Exercise aim: Give the data again exactly as written, skipping any pictures.
=======
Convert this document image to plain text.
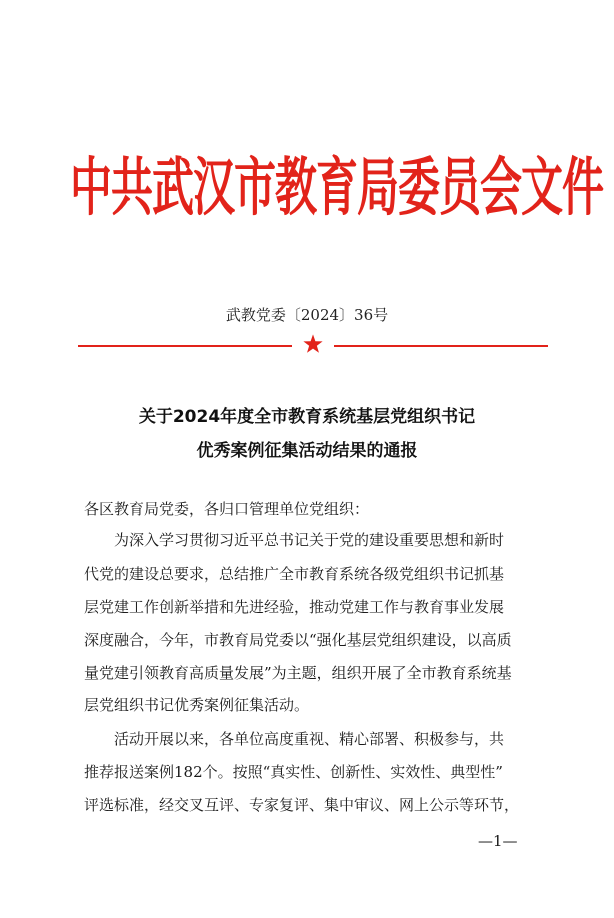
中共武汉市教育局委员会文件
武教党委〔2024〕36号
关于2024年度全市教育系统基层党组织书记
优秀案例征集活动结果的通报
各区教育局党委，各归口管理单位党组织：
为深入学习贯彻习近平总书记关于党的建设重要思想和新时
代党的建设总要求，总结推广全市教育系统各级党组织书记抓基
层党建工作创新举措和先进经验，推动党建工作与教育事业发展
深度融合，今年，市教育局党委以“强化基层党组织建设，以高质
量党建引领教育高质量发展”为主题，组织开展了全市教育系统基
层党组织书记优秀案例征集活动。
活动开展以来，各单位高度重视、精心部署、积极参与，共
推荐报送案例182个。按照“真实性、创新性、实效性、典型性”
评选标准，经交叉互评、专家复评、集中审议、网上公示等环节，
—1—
=======
Response:
Convert this document image to plain text.
中共武汉市教育局委员会文件
武教党委〔2024〕36号
关于2024年度全市教育系统基层党组织书记
优秀案例征集活动结果的通报
各区教育局党委，各归口管理单位党组织：
为深入学习贯彻习近平总书记关于党的建设重要思想和新时
代党的建设总要求，总结推广全市教育系统各级党组织书记抓基
层党建工作创新举措和先进经验，推动党建工作与教育事业发展
深度融合，今年，市教育局党委以“强化基层党组织建设，以高质
量党建引领教育高质量发展”为主题，组织开展了全市教育系统基
层党组织书记优秀案例征集活动。
活动开展以来，各单位高度重视、精心部署、积极参与，共
推荐报送案例182个。按照“真实性、创新性、实效性、典型性”
评选标准，经交叉互评、专家复评、集中审议、网上公示等环节，
—1—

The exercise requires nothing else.